__Input for this task__
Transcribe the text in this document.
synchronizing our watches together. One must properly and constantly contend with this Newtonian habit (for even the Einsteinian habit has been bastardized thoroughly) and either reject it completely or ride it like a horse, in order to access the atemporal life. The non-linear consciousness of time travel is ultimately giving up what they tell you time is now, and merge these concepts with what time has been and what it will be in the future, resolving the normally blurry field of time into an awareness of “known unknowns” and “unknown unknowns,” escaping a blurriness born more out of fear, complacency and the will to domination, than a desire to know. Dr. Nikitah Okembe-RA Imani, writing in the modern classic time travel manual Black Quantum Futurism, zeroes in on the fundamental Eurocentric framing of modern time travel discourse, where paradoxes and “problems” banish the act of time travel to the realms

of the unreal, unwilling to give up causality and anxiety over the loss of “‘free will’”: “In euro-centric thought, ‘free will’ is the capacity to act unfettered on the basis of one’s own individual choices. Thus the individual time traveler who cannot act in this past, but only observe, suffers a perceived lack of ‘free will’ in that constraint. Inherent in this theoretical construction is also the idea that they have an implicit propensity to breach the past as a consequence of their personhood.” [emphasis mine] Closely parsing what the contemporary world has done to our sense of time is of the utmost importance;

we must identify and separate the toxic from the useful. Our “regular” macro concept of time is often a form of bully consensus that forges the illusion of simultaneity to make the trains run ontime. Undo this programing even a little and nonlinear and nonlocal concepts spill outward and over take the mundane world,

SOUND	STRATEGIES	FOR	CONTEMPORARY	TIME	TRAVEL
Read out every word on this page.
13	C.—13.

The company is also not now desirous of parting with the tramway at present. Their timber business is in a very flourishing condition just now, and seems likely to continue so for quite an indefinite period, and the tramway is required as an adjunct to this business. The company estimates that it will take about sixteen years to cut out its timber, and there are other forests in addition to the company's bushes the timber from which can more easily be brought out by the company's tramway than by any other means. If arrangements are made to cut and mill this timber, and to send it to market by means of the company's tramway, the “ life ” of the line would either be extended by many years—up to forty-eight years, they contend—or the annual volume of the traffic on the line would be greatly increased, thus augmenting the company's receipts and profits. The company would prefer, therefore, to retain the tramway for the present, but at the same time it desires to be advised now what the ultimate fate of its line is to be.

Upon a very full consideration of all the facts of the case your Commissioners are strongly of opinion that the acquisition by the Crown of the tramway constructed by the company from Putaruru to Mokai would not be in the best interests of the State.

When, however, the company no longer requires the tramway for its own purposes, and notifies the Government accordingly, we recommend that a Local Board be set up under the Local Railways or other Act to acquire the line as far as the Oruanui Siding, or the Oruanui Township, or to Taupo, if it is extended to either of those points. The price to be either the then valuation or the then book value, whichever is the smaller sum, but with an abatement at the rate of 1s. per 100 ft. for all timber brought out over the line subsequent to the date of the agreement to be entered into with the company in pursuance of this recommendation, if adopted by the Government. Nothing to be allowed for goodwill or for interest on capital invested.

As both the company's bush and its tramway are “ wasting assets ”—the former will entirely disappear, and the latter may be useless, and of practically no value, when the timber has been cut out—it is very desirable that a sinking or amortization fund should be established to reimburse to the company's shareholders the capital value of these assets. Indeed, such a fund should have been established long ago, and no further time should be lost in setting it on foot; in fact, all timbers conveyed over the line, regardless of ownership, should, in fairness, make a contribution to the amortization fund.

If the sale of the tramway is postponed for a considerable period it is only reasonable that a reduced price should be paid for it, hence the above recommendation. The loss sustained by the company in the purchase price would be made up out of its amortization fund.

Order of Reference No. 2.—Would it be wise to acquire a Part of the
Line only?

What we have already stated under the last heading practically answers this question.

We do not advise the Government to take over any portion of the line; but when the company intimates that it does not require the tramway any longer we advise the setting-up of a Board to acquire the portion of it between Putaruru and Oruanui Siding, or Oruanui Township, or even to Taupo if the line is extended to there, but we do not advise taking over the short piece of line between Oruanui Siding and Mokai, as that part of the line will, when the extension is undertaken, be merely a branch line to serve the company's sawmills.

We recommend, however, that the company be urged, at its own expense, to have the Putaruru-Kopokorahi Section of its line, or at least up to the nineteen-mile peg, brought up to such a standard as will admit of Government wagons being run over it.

__Task details__
Count the lines of the listing above that include the word "capital" and state the total with nothing else.

__Task answer__
2